» WHAT YOU ARE ASKED TO DO:
Return every line below in which "this" appears.

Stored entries
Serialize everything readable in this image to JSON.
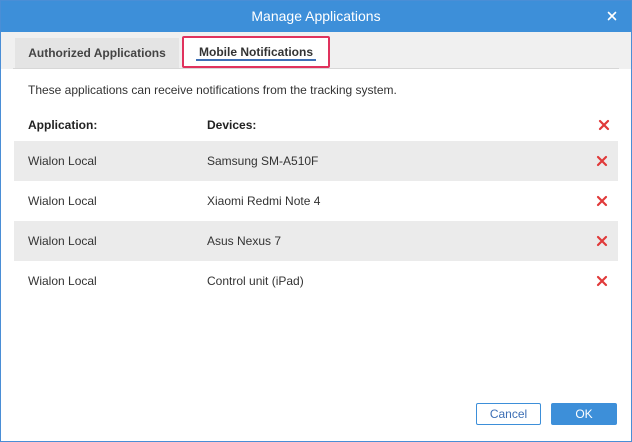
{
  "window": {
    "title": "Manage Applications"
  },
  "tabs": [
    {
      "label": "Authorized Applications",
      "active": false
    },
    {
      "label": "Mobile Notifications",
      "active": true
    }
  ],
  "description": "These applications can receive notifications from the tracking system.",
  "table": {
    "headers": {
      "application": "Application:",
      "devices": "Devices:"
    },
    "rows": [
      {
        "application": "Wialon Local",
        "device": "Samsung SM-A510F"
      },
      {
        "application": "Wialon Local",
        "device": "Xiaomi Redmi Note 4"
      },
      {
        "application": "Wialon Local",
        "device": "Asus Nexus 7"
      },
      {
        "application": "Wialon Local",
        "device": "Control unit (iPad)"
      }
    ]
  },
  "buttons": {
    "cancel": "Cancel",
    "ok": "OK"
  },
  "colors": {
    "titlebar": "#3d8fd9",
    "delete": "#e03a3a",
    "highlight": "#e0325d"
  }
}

* * *

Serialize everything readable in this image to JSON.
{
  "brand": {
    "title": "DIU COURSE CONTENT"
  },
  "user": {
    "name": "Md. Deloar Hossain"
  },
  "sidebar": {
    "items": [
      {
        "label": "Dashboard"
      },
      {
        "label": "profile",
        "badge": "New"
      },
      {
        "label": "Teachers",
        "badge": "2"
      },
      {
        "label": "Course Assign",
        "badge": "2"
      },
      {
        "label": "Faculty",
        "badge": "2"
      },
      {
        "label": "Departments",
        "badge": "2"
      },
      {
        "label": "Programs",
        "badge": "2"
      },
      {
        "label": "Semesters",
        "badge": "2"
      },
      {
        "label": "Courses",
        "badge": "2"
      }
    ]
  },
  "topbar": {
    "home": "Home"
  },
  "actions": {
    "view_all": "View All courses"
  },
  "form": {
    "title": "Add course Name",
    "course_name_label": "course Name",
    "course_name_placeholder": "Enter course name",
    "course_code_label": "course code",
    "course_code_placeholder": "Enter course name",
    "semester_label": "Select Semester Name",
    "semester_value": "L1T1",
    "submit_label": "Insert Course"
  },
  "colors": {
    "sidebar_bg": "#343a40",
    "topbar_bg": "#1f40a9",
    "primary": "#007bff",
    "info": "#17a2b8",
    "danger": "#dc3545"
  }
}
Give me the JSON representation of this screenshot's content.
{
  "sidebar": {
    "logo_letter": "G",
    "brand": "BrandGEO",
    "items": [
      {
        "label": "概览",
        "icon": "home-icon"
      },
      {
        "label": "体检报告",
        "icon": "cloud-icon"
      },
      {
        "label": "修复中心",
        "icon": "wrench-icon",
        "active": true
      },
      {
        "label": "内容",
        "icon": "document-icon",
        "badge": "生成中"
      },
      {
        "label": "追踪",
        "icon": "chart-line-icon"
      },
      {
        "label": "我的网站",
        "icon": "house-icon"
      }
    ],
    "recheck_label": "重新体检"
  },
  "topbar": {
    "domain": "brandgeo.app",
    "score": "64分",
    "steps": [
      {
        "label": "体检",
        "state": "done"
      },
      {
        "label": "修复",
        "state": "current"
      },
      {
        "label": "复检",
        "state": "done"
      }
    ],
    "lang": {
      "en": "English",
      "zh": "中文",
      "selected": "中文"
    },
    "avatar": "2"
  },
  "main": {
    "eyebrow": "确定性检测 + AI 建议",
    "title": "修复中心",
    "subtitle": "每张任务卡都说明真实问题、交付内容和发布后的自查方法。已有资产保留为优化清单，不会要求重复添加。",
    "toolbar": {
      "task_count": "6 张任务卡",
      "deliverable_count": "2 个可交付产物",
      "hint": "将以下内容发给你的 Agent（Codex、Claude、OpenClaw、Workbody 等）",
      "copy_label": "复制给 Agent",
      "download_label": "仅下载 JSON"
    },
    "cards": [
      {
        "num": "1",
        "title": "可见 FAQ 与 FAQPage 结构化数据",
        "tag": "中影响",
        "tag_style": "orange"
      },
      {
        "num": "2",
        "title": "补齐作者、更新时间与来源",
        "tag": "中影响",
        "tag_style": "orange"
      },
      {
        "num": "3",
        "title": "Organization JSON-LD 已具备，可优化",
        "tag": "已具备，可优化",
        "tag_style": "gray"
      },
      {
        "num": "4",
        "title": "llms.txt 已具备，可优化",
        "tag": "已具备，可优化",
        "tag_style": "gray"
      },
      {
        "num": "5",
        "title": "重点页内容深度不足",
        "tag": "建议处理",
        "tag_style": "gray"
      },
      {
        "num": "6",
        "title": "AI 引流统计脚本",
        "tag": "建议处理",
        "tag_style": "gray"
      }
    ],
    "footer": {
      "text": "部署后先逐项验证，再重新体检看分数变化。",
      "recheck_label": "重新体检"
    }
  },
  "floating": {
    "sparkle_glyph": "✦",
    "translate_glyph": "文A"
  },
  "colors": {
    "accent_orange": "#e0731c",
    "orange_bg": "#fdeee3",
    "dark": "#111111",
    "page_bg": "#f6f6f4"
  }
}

* * *

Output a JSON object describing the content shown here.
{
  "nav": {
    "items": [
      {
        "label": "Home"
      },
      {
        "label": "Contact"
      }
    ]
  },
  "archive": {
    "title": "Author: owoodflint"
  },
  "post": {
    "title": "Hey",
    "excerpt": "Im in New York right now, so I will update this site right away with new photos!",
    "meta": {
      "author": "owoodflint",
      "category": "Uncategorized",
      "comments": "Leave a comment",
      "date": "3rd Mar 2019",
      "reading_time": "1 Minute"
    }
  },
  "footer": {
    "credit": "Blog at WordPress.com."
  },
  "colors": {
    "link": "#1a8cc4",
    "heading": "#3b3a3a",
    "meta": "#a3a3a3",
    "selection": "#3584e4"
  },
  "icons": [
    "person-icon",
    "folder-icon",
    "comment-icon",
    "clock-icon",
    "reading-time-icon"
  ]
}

» ANSWER TO THE TASK:
Serialize everything readable in this image to JSON.
Serialize everything readable in this image to JSON.
Give me the JSON representation of this screenshot's content.
    "excerpt": "Im in New York right now, so I will update this site right away with new photos!",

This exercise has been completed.